## To be done
Rewrite the items from the line containing "- what-is-auto-ranging-link[interactable]: What" down to the line containing "- section-title: Range", swapping "bullet" for "dot" and leaving everything else unchanged.

## Provided entries
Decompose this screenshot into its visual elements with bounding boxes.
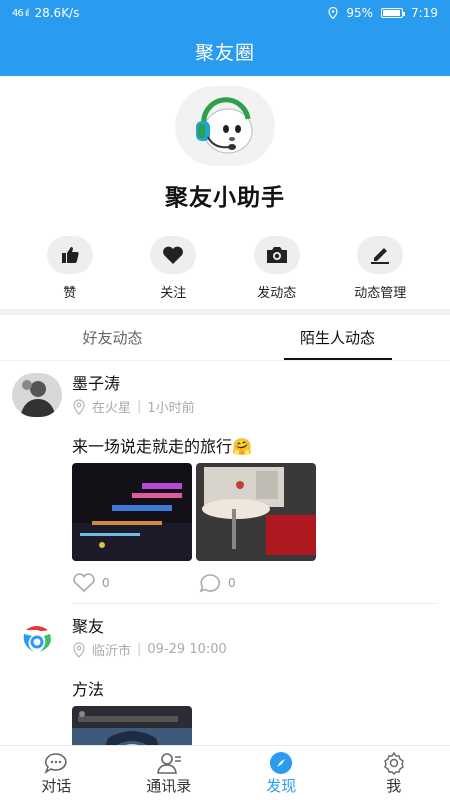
like-count: 0 [102, 576, 110, 590]
page-title: 聚友圈 [194, 41, 255, 64]
post-photo[interactable] [72, 463, 192, 561]
post-moment-label: 发动态 [257, 286, 297, 301]
assistant-avatar[interactable] [175, 86, 275, 166]
nav-chats-label: 对话 [41, 776, 72, 795]
tab-friends-feed[interactable]: 好友动态 [0, 315, 225, 360]
post-time: 09-29 10:00 [147, 642, 227, 657]
like-button[interactable]: 0 [72, 573, 198, 593]
nav-me-label: 我 [386, 776, 402, 795]
manage-moments-label: 动态管理 [354, 286, 407, 301]
post-username[interactable]: 聚友 [72, 616, 227, 638]
battery-icon [381, 8, 406, 18]
gear-icon [383, 751, 404, 775]
follow-action[interactable]: 关注 [133, 236, 213, 301]
manage-moments-action[interactable]: 动态管理 [340, 236, 420, 301]
tab-strangers-feed[interactable]: 陌生人动态 [225, 315, 450, 360]
feed-post: 墨子涛 在火星 | 1小时前 来一场说走就走的旅行🤗 0 0 [0, 361, 450, 593]
post-time: 1小时前 [147, 401, 195, 416]
post-text: 方法 [72, 680, 105, 699]
comment-icon [199, 574, 221, 593]
post-location: 在火星 [92, 401, 132, 416]
meta-divider: | [137, 399, 142, 414]
chat-icon [44, 752, 67, 774]
post-moment-action[interactable]: 发动态 [237, 236, 317, 301]
like-label: 赞 [63, 286, 77, 301]
nav-chats[interactable]: 对话 [0, 746, 113, 800]
battery-percent: 95% [346, 6, 374, 20]
like-action[interactable]: 赞 [30, 236, 110, 301]
compass-icon [270, 751, 293, 774]
bottom-nav: 对话 通讯录 发现 我 [0, 745, 450, 800]
location-pin-icon [73, 398, 85, 415]
clock: 7:19 [411, 6, 438, 20]
post-location: 临沂市 [92, 644, 132, 659]
nav-contacts-label: 通讯录 [146, 776, 192, 795]
heart-outline-icon [73, 573, 95, 593]
title-bar: 聚友圈 [0, 26, 450, 76]
post-username[interactable]: 墨子涛 [72, 373, 195, 395]
contacts-icon [156, 752, 181, 774]
signal-icon: 46 ıl [12, 7, 29, 19]
location-pin-icon [73, 641, 85, 658]
nav-discover[interactable]: 发现 [225, 746, 338, 800]
assistant-name: 聚友小助手 [165, 185, 285, 211]
network-speed: 28.6K/s [34, 6, 80, 20]
edit-icon [371, 248, 390, 264]
comment-count: 0 [228, 576, 236, 590]
follow-label: 关注 [160, 286, 187, 301]
nav-contacts[interactable]: 通讯录 [113, 746, 226, 800]
feed-tabs: 好友动态 陌生人动态 [0, 315, 450, 361]
user-avatar[interactable] [12, 616, 62, 660]
nav-me[interactable]: 我 [338, 746, 450, 800]
thumbs-up-icon [61, 247, 79, 263]
action-row: 赞 关注 发动态 动态管理 [0, 212, 450, 301]
user-avatar[interactable] [12, 373, 62, 417]
profile-section: 聚友小助手 [0, 76, 450, 212]
nav-discover-label: 发现 [266, 776, 297, 795]
camera-icon [266, 247, 287, 263]
location-icon [328, 7, 338, 19]
heart-icon [163, 246, 184, 264]
status-bar: 46 ıl 28.6K/s 95% 7:19 [0, 0, 450, 26]
meta-divider: | [137, 642, 142, 657]
headset-mascot-icon [196, 97, 253, 154]
post-text: 来一场说走就走的旅行🤗 [72, 437, 252, 456]
comment-button[interactable]: 0 [198, 573, 324, 593]
post-photo[interactable] [196, 463, 316, 561]
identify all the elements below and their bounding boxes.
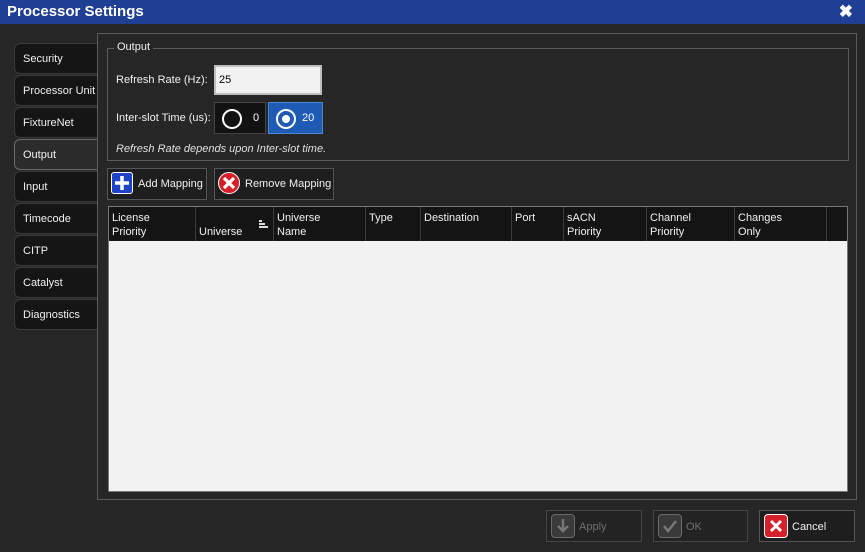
tab-timecode[interactable]: Timecode <box>14 203 98 234</box>
interslot-option-20[interactable]: 20 <box>268 102 323 134</box>
column-universe[interactable]: Universe <box>196 207 274 241</box>
radio-unselected-icon <box>222 109 242 129</box>
remove-mapping-label: Remove Mapping <box>245 178 332 190</box>
checkmark-icon <box>658 514 682 538</box>
cancel-label: Cancel <box>792 521 827 533</box>
cancel-button[interactable]: Cancel <box>759 510 855 542</box>
download-arrow-icon <box>551 514 575 538</box>
tab-output[interactable]: Output <box>14 139 98 170</box>
settings-tabs: Security Processor Unit FixtureNet Outpu… <box>14 43 98 331</box>
apply-button[interactable]: Apply <box>546 510 642 542</box>
output-group: Output Refresh Rate (Hz): 25 Inter-slot … <box>107 41 849 161</box>
interslot-label: Inter-slot Time (us): <box>116 112 211 124</box>
apply-label: Apply <box>579 521 607 533</box>
interslot-option-0[interactable]: 0 <box>214 102 266 134</box>
column-type[interactable]: Type <box>366 207 421 241</box>
ok-label: OK <box>686 521 702 533</box>
cancel-x-icon <box>764 514 788 538</box>
close-icon[interactable]: ✖ <box>839 2 853 22</box>
title-bar: Processor Settings ✖ <box>0 0 865 24</box>
interslot-option-20-label: 20 <box>302 112 315 124</box>
plus-icon <box>111 172 133 194</box>
remove-mapping-button[interactable]: Remove Mapping <box>214 168 334 200</box>
column-destination[interactable]: Destination <box>421 207 512 241</box>
radio-selected-icon <box>276 109 296 129</box>
tab-fixturenet[interactable]: FixtureNet <box>14 107 98 138</box>
window-title: Processor Settings <box>7 3 144 20</box>
remove-x-icon <box>218 172 240 194</box>
column-license-priority[interactable]: License Priority <box>109 207 196 241</box>
column-universe-name[interactable]: Universe Name <box>274 207 366 241</box>
output-panel: Output Refresh Rate (Hz): 25 Inter-slot … <box>97 33 857 500</box>
tab-processor-unit[interactable]: Processor Unit <box>14 75 98 106</box>
tab-catalyst[interactable]: Catalyst <box>14 267 98 298</box>
table-body[interactable] <box>109 241 847 491</box>
mapping-table: License Priority Universe Universe Name … <box>108 206 848 492</box>
sort-ascending-icon <box>259 220 268 229</box>
interslot-option-0-label: 0 <box>253 112 260 124</box>
add-mapping-button[interactable]: Add Mapping <box>107 168 207 200</box>
refresh-rate-input[interactable]: 25 <box>214 65 322 95</box>
tab-security[interactable]: Security <box>14 43 98 74</box>
refresh-rate-note: Refresh Rate depends upon Inter-slot tim… <box>116 143 327 155</box>
ok-button[interactable]: OK <box>653 510 748 542</box>
column-channel-priority[interactable]: Channel Priority <box>647 207 735 241</box>
column-changes-only[interactable]: Changes Only <box>735 207 827 241</box>
refresh-rate-label: Refresh Rate (Hz): <box>116 74 208 86</box>
column-port[interactable]: Port <box>512 207 564 241</box>
tab-input[interactable]: Input <box>14 171 98 202</box>
add-mapping-label: Add Mapping <box>138 178 203 190</box>
tab-citp[interactable]: CITP <box>14 235 98 266</box>
tab-diagnostics[interactable]: Diagnostics <box>14 299 98 330</box>
output-group-title: Output <box>114 41 154 53</box>
column-universe-label: Universe <box>199 226 243 238</box>
table-header: License Priority Universe Universe Name … <box>109 207 847 241</box>
column-sacn-priority[interactable]: sACN Priority <box>564 207 647 241</box>
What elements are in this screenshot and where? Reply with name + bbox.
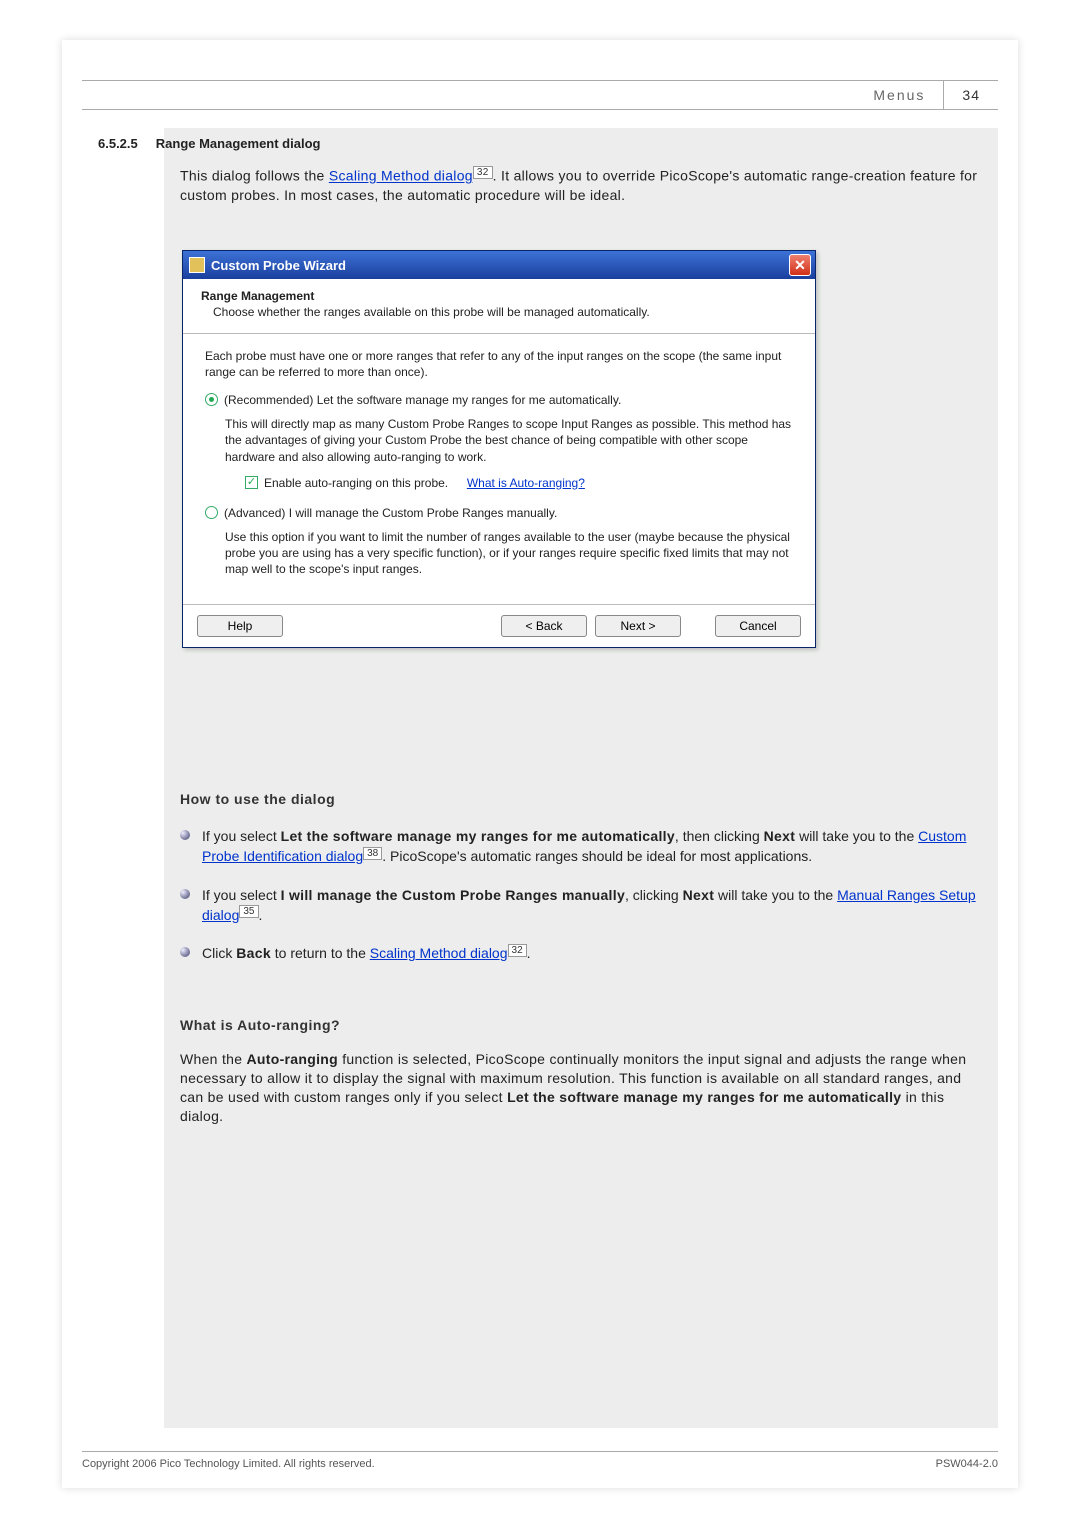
- what-is-auto-ranging-link[interactable]: What is Auto-ranging?: [467, 475, 585, 491]
- option-manual-label: (Advanced) I will manage the Custom Prob…: [224, 505, 557, 521]
- wizard-titlebar: Custom Probe Wizard ✕: [183, 251, 815, 279]
- scaling-method-link-2[interactable]: Scaling Method dialog: [370, 945, 508, 961]
- section-number: 6.5.2.5: [98, 136, 138, 151]
- wizard-icon: [189, 257, 205, 273]
- option-manual-row: (Advanced) I will manage the Custom Prob…: [205, 505, 793, 521]
- option-auto-row: (Recommended) Let the software manage my…: [205, 392, 793, 408]
- bullet-icon: [180, 889, 190, 899]
- cancel-button[interactable]: Cancel: [715, 615, 801, 637]
- ref-badge: 32: [473, 166, 493, 179]
- bullet-2-text: If you select I will manage the Custom P…: [202, 885, 982, 926]
- wizard-header: Range Management Choose whether the rang…: [183, 279, 815, 334]
- wizard-footer: Help < Back Next > Cancel: [183, 604, 815, 647]
- help-button[interactable]: Help: [197, 615, 283, 637]
- section-title: Range Management dialog: [156, 136, 321, 151]
- option-auto-label: (Recommended) Let the software manage my…: [224, 392, 621, 408]
- checkbox-auto-ranging[interactable]: [245, 476, 258, 489]
- page-header: Menus 34: [82, 80, 998, 110]
- bullet-2: If you select I will manage the Custom P…: [180, 885, 982, 926]
- option-auto-description: This will directly map as many Custom Pr…: [205, 416, 793, 465]
- whatis-heading: What is Auto-ranging?: [180, 1016, 982, 1035]
- close-icon[interactable]: ✕: [789, 254, 811, 276]
- bullet-1: If you select Let the software manage my…: [180, 826, 982, 867]
- intro-paragraph: This dialog follows the Scaling Method d…: [180, 166, 982, 204]
- header-right: Menus 34: [873, 81, 998, 109]
- copyright: Copyright 2006 Pico Technology Limited. …: [82, 1458, 375, 1470]
- back-button[interactable]: < Back: [501, 615, 587, 637]
- scaling-method-link[interactable]: Scaling Method dialog: [329, 168, 473, 184]
- whatis-paragraph: When the Auto-ranging function is select…: [180, 1050, 982, 1126]
- section-label: Menus: [873, 87, 943, 103]
- wizard-header-subtitle: Choose whether the ranges available on t…: [201, 305, 797, 321]
- howto-bullets: If you select Let the software manage my…: [180, 826, 982, 981]
- bullet-1-text: If you select Let the software manage my…: [202, 826, 982, 867]
- radio-manual[interactable]: [205, 506, 218, 519]
- bullet-icon: [180, 947, 190, 957]
- auto-ranging-checkbox-row: Enable auto-ranging on this probe. What …: [205, 475, 793, 491]
- howto-heading: How to use the dialog: [180, 790, 982, 809]
- section-heading-row: 6.5.2.5 Range Management dialog: [98, 136, 320, 151]
- custom-probe-wizard: Custom Probe Wizard ✕ Range Management C…: [182, 250, 816, 648]
- page-footer: Copyright 2006 Pico Technology Limited. …: [82, 1451, 998, 1470]
- wizard-intro: Each probe must have one or more ranges …: [205, 348, 793, 380]
- next-button[interactable]: Next >: [595, 615, 681, 637]
- intro-pre: This dialog follows the: [180, 168, 329, 184]
- bullet-3-text: Click Back to return to the Scaling Meth…: [202, 943, 531, 963]
- wizard-header-title: Range Management: [201, 289, 797, 303]
- page-number: 34: [943, 81, 998, 109]
- checkbox-label: Enable auto-ranging on this probe.: [264, 475, 448, 491]
- wizard-body: Each probe must have one or more ranges …: [183, 334, 815, 604]
- bullet-icon: [180, 830, 190, 840]
- wizard-title: Custom Probe Wizard: [211, 258, 346, 273]
- option-manual-description: Use this option if you want to limit the…: [205, 529, 793, 578]
- document-page: Menus 34 6.5.2.5 Range Management dialog…: [62, 40, 1018, 1488]
- doc-id: PSW044-2.0: [936, 1458, 998, 1470]
- bullet-3: Click Back to return to the Scaling Meth…: [180, 943, 982, 963]
- radio-auto[interactable]: [205, 393, 218, 406]
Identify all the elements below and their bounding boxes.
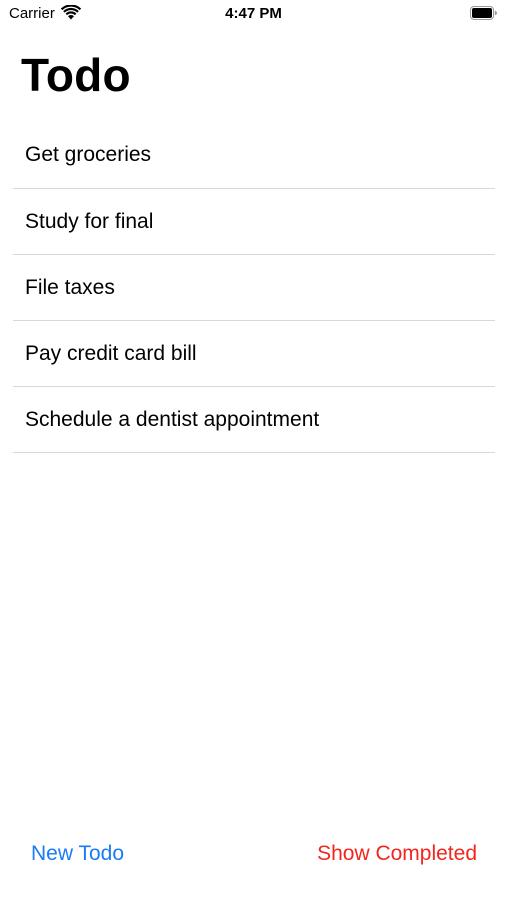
todo-label: Pay credit card bill [25,341,197,365]
todo-label: Study for final [25,209,154,233]
status-time: 4:47 PM [225,5,282,22]
status-bar: Carrier 4:47 PM [0,0,507,28]
page-title: Todo [21,49,131,101]
list-item[interactable]: Study for final [13,189,495,255]
list-item[interactable]: Get groceries [13,122,495,189]
todo-label: Schedule a dentist appointment [25,407,320,431]
todo-label: File taxes [25,275,115,299]
list-item[interactable]: Schedule a dentist appointment [13,387,495,453]
battery-full-icon [470,6,497,20]
show-completed-button[interactable]: Show Completed [317,842,477,866]
list-item[interactable]: File taxes [13,255,495,321]
list-item[interactable]: Pay credit card bill [13,321,495,387]
todo-list: Get groceries Study for final File taxes… [13,122,495,453]
todo-label: Get groceries [25,143,152,166]
bottom-toolbar: New Todo Show Completed [0,842,507,874]
new-todo-button[interactable]: New Todo [31,842,124,866]
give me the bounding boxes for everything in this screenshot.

## Solution
- what-is-auto-ranging-link[interactable]: What is Auto-ranging?: [467, 475, 585, 491]
- option-manual-label: (Advanced) I will manage the Custom Prob…: [224, 505, 557, 521]
- wizard-titlebar: Custom Probe Wizard ✕: [183, 251, 815, 279]
- scaling-method-link-2[interactable]: Scaling Method dialog: [370, 945, 508, 961]
- section-number: 6.5.2.5: [98, 136, 138, 151]
- wizard-icon: [189, 257, 205, 273]
- option-manual-row: (Advanced) I will manage the Custom Prob…: [205, 505, 793, 521]
- option-auto-row: (Recommended) Let the software manage my…: [205, 392, 793, 408]
- dot-icon: [180, 889, 190, 899]
- cancel-button[interactable]: Cancel: [715, 615, 801, 637]
- ref-badge: 32: [473, 166, 493, 179]
- dot-2-text: If you select I will manage the Custom P…: [202, 885, 982, 926]
- wizard-header: Range Management Choose whether the rang…: [183, 279, 815, 334]
- wizard-footer: Help < Back Next > Cancel: [183, 604, 815, 647]
- help-button[interactable]: Help: [197, 615, 283, 637]
- section-title: Range Management dialog: [156, 136, 321, 151]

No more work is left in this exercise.